<<<<
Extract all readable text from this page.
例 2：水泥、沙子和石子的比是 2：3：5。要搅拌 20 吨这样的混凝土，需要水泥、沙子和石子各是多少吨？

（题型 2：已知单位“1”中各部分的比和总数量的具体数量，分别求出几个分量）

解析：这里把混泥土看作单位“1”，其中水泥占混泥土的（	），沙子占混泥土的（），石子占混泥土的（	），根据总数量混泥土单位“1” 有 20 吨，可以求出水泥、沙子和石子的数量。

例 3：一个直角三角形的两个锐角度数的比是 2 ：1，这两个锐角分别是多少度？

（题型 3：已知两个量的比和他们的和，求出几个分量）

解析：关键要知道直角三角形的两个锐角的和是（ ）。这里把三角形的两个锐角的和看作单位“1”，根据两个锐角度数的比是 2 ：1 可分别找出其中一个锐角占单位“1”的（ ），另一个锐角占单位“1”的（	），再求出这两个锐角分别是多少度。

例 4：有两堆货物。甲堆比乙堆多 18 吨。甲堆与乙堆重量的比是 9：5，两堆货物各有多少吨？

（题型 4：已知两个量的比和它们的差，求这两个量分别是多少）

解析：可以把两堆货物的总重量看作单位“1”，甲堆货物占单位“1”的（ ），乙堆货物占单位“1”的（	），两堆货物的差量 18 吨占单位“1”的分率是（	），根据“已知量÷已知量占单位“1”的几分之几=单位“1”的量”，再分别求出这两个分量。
>>>>
◆ Task
Make an exact copy of the records.

◆ Completed task
Extract all readable text from this page.
例 2：水泥、沙子和石子的比是 2：3：5。要搅拌 20 吨这样的混凝土，需要水泥、沙子和石子各是多少吨？

（题型 2：已知单位“1”中各部分的比和总数量的具体数量，分别求出几个分量）

解析：这里把混泥土看作单位“1”，其中水泥占混泥土的（	），沙子占混泥土的（），石子占混泥土的（	），根据总数量混泥土单位“1” 有 20 吨，可以求出水泥、沙子和石子的数量。

例 3：一个直角三角形的两个锐角度数的比是 2 ：1，这两个锐角分别是多少度？

（题型 3：已知两个量的比和他们的和，求出几个分量）

解析：关键要知道直角三角形的两个锐角的和是（ ）。这里把三角形的两个锐角的和看作单位“1”，根据两个锐角度数的比是 2 ：1 可分别找出其中一个锐角占单位“1”的（ ），另一个锐角占单位“1”的（	），再求出这两个锐角分别是多少度。

例 4：有两堆货物。甲堆比乙堆多 18 吨。甲堆与乙堆重量的比是 9：5，两堆货物各有多少吨？

（题型 4：已知两个量的比和它们的差，求这两个量分别是多少）

解析：可以把两堆货物的总重量看作单位“1”，甲堆货物占单位“1”的（ ），乙堆货物占单位“1”的（	），两堆货物的差量 18 吨占单位“1”的分率是（	），根据“已知量÷已知量占单位“1”的几分之几=单位“1”的量”，再分别求出这两个分量。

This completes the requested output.